Collected data entries
══════════

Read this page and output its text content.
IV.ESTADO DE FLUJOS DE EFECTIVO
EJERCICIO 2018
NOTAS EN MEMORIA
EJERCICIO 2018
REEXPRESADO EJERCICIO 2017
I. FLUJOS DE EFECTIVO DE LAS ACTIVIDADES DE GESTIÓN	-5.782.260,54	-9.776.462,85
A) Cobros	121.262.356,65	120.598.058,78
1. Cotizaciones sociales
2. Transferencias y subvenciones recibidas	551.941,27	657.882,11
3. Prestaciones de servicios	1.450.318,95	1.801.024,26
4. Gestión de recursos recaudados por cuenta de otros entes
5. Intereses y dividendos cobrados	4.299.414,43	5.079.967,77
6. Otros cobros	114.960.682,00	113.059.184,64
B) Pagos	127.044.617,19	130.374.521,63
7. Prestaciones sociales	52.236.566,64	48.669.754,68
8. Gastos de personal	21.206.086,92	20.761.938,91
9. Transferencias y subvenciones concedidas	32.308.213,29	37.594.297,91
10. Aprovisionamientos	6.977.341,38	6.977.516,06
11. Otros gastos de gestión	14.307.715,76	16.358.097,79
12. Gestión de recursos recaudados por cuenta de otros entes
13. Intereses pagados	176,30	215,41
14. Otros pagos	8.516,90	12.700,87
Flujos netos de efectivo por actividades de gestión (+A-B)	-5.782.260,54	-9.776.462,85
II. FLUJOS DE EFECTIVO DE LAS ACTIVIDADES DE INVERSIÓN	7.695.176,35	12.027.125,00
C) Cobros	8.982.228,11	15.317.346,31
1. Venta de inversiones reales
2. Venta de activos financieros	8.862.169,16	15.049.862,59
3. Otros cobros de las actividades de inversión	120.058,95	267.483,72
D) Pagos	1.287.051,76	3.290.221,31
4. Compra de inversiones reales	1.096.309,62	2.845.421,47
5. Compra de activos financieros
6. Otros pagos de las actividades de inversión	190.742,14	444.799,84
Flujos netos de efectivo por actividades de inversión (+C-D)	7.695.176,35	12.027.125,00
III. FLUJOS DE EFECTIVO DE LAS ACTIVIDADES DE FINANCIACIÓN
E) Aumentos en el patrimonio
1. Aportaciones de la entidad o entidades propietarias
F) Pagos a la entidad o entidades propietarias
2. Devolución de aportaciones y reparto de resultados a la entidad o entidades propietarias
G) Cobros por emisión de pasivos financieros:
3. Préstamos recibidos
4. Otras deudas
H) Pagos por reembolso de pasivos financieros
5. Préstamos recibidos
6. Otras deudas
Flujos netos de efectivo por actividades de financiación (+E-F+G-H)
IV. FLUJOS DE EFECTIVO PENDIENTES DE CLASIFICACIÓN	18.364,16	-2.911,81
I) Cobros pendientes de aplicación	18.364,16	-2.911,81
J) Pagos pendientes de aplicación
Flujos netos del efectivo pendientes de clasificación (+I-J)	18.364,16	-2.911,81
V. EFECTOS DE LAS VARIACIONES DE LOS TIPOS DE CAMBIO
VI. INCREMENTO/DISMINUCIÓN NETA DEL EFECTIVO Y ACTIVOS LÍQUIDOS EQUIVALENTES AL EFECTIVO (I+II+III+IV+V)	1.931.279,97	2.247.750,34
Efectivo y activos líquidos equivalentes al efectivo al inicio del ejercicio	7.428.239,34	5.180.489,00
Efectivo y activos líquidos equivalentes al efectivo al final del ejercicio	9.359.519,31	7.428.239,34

══════════

• **EXERCISE PROMPT**
Only lines with the word "recibidos" are wanted, so copy each one from the records.

• **ANSWER TO THE EXERCISE**
3. Préstamos recibidos
5. Préstamos recibidos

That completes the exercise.